- Given request: Read the data and repeat it in full, exactly.

- Records shown:
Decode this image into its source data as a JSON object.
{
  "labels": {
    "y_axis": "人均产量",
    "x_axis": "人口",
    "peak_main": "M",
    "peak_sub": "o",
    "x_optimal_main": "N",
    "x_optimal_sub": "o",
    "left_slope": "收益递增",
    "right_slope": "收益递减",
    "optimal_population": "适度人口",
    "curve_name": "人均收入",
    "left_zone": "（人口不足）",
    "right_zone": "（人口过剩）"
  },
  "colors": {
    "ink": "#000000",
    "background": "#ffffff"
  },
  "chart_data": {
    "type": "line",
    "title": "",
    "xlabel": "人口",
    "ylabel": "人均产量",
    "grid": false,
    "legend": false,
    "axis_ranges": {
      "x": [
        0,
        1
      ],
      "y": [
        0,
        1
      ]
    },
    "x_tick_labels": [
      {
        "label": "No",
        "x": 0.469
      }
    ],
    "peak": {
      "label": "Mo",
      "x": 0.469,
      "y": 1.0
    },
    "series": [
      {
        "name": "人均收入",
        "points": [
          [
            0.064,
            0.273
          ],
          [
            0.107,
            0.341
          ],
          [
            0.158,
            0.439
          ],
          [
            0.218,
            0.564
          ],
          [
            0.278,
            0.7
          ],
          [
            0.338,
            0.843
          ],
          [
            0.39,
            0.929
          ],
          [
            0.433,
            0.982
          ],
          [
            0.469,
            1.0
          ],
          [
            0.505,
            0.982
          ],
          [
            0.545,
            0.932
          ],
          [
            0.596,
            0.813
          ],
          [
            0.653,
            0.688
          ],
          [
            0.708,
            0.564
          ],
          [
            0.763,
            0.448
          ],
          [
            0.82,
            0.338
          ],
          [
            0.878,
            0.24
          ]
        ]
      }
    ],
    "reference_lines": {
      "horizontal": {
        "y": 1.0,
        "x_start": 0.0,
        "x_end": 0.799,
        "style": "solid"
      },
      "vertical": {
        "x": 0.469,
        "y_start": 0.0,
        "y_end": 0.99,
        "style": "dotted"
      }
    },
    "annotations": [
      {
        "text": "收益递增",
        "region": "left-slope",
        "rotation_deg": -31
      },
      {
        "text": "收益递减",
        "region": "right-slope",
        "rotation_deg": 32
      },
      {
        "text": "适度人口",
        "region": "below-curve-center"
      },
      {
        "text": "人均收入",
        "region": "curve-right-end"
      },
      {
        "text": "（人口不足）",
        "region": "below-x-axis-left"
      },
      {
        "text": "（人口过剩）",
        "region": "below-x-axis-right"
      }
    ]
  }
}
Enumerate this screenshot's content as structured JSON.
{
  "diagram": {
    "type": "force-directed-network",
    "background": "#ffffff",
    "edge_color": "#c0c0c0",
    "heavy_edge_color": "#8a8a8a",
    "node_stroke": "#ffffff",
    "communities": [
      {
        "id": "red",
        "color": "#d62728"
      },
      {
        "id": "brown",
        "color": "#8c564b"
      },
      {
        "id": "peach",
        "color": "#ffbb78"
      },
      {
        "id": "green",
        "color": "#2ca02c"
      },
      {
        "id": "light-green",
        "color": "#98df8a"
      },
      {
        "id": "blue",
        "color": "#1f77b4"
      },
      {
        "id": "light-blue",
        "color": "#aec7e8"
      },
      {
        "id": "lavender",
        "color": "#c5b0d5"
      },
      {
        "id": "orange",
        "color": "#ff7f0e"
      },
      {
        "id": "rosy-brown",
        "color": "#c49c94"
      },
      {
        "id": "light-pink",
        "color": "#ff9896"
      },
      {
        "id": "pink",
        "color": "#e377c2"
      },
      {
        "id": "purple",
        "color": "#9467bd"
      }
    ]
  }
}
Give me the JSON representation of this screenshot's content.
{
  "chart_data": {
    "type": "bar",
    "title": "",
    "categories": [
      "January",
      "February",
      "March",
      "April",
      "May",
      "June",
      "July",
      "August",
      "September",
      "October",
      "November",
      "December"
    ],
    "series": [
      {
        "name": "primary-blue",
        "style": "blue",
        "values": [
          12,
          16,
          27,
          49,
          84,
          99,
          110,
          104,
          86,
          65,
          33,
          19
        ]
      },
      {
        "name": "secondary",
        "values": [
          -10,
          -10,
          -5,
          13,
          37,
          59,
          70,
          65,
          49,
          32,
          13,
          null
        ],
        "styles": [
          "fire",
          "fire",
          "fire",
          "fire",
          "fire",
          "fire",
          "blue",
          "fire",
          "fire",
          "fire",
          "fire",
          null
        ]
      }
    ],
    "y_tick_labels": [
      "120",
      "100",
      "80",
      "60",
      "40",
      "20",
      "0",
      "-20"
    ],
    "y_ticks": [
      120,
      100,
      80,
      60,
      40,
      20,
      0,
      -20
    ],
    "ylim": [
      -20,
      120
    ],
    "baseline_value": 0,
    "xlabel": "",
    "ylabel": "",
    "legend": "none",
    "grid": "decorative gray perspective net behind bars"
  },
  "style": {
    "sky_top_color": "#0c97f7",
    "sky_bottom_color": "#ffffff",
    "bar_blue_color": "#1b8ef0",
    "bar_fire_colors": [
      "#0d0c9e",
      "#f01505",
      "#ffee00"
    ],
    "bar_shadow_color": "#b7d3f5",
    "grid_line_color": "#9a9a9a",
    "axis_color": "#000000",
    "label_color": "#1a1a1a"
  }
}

- The reply:
Decode this image into its source data as a JSON object.
{
  "labels": {
    "y_axis": "人均产量",
    "x_axis": "人口",
    "peak_main": "M",
    "peak_sub": "o",
    "x_optimal_main": "N",
    "x_optimal_sub": "o",
    "left_slope": "收益递增",
    "right_slope": "收益递减",
    "optimal_population": "适度人口",
    "curve_name": "人均收入",
    "left_zone": "（人口不足）",
    "right_zone": "（人口过剩）"
  },
  "colors": {
    "ink": "#000000",
    "background": "#ffffff"
  },
  "chart_data": {
    "type": "line",
    "title": "",
    "xlabel": "人口",
    "ylabel": "人均产量",
    "grid": false,
    "legend": false,
    "axis_ranges": {
      "x": [
        0,
        1
      ],
      "y": [
        0,
        1
      ]
    },
    "x_tick_labels": [
      {
        "label": "No",
        "x": 0.469
      }
    ],
    "peak": {
      "label": "Mo",
      "x": 0.469,
      "y": 1.0
    },
    "series": [
      {
        "name": "人均收入",
        "points": [
          [
            0.064,
            0.273
          ],
          [
            0.107,
            0.341
          ],
          [
            0.158,
            0.439
          ],
          [
            0.218,
            0.564
          ],
          [
            0.278,
            0.7
          ],
          [
            0.338,
            0.843
          ],
          [
            0.39,
            0.929
          ],
          [
            0.433,
            0.982
          ],
          [
            0.469,
            1.0
          ],
          [
            0.505,
            0.982
          ],
          [
            0.545,
            0.932
          ],
          [
            0.596,
            0.813
          ],
          [
            0.653,
            0.688
          ],
          [
            0.708,
            0.564
          ],
          [
            0.763,
            0.448
          ],
          [
            0.82,
            0.338
          ],
          [
            0.878,
            0.24
          ]
        ]
      }
    ],
    "reference_lines": {
      "horizontal": {
        "y": 1.0,
        "x_start": 0.0,
        "x_end": 0.799,
        "style": "solid"
      },
      "vertical": {
        "x": 0.469,
        "y_start": 0.0,
        "y_end": 0.99,
        "style": "dotted"
      }
    },
    "annotations": [
      {
        "text": "收益递增",
        "region": "left-slope",
        "rotation_deg": -31
      },
      {
        "text": "收益递减",
        "region": "right-slope",
        "rotation_deg": 32
      },
      {
        "text": "适度人口",
        "region": "below-curve-center"
      },
      {
        "text": "人均收入",
        "region": "curve-right-end"
      },
      {
        "text": "（人口不足）",
        "region": "below-x-axis-left"
      },
      {
        "text": "（人口过剩）",
        "region": "below-x-axis-right"
      }
    ]
  }
}
Enumerate this screenshot's content as structured JSON.
{
  "diagram": {
    "type": "force-directed-network",
    "background": "#ffffff",
    "edge_color": "#c0c0c0",
    "heavy_edge_color": "#8a8a8a",
    "node_stroke": "#ffffff",
    "communities": [
      {
        "id": "red",
        "color": "#d62728"
      },
      {
        "id": "brown",
        "color": "#8c564b"
      },
      {
        "id": "peach",
        "color": "#ffbb78"
      },
      {
        "id": "green",
        "color": "#2ca02c"
      },
      {
        "id": "light-green",
        "color": "#98df8a"
      },
      {
        "id": "blue",
        "color": "#1f77b4"
      },
      {
        "id": "light-blue",
        "color": "#aec7e8"
      },
      {
        "id": "lavender",
        "color": "#c5b0d5"
      },
      {
        "id": "orange",
        "color": "#ff7f0e"
      },
      {
        "id": "rosy-brown",
        "color": "#c49c94"
      },
      {
        "id": "light-pink",
        "color": "#ff9896"
      },
      {
        "id": "pink",
        "color": "#e377c2"
      },
      {
        "id": "purple",
        "color": "#9467bd"
      }
    ]
  }
}
Give me the JSON representation of this screenshot's content.
{
  "chart_data": {
    "type": "bar",
    "title": "",
    "categories": [
      "January",
      "February",
      "March",
      "April",
      "May",
      "June",
      "July",
      "August",
      "September",
      "October",
      "November",
      "December"
    ],
    "series": [
      {
        "name": "primary-blue",
        "style": "blue",
        "values": [
          12,
          16,
          27,
          49,
          84,
          99,
          110,
          104,
          86,
          65,
          33,
          19
        ]
      },
      {
        "name": "secondary",
        "values": [
          -10,
          -10,
          -5,
          13,
          37,
          59,
          70,
          65,
          49,
          32,
          13,
          null
        ],
        "styles": [
          "fire",
          "fire",
          "fire",
          "fire",
          "fire",
          "fire",
          "blue",
          "fire",
          "fire",
          "fire",
          "fire",
          null
        ]
      }
    ],
    "y_tick_labels": [
      "120",
      "100",
      "80",
      "60",
      "40",
      "20",
      "0",
      "-20"
    ],
    "y_ticks": [
      120,
      100,
      80,
      60,
      40,
      20,
      0,
      -20
    ],
    "ylim": [
      -20,
      120
    ],
    "baseline_value": 0,
    "xlabel": "",
    "ylabel": "",
    "legend": "none",
    "grid": "decorative gray perspective net behind bars"
  },
  "style": {
    "sky_top_color": "#0c97f7",
    "sky_bottom_color": "#ffffff",
    "bar_blue_color": "#1b8ef0",
    "bar_fire_colors": [
      "#0d0c9e",
      "#f01505",
      "#ffee00"
    ],
    "bar_shadow_color": "#b7d3f5",
    "grid_line_color": "#9a9a9a",
    "axis_color": "#000000",
    "label_color": "#1a1a1a"
  }
}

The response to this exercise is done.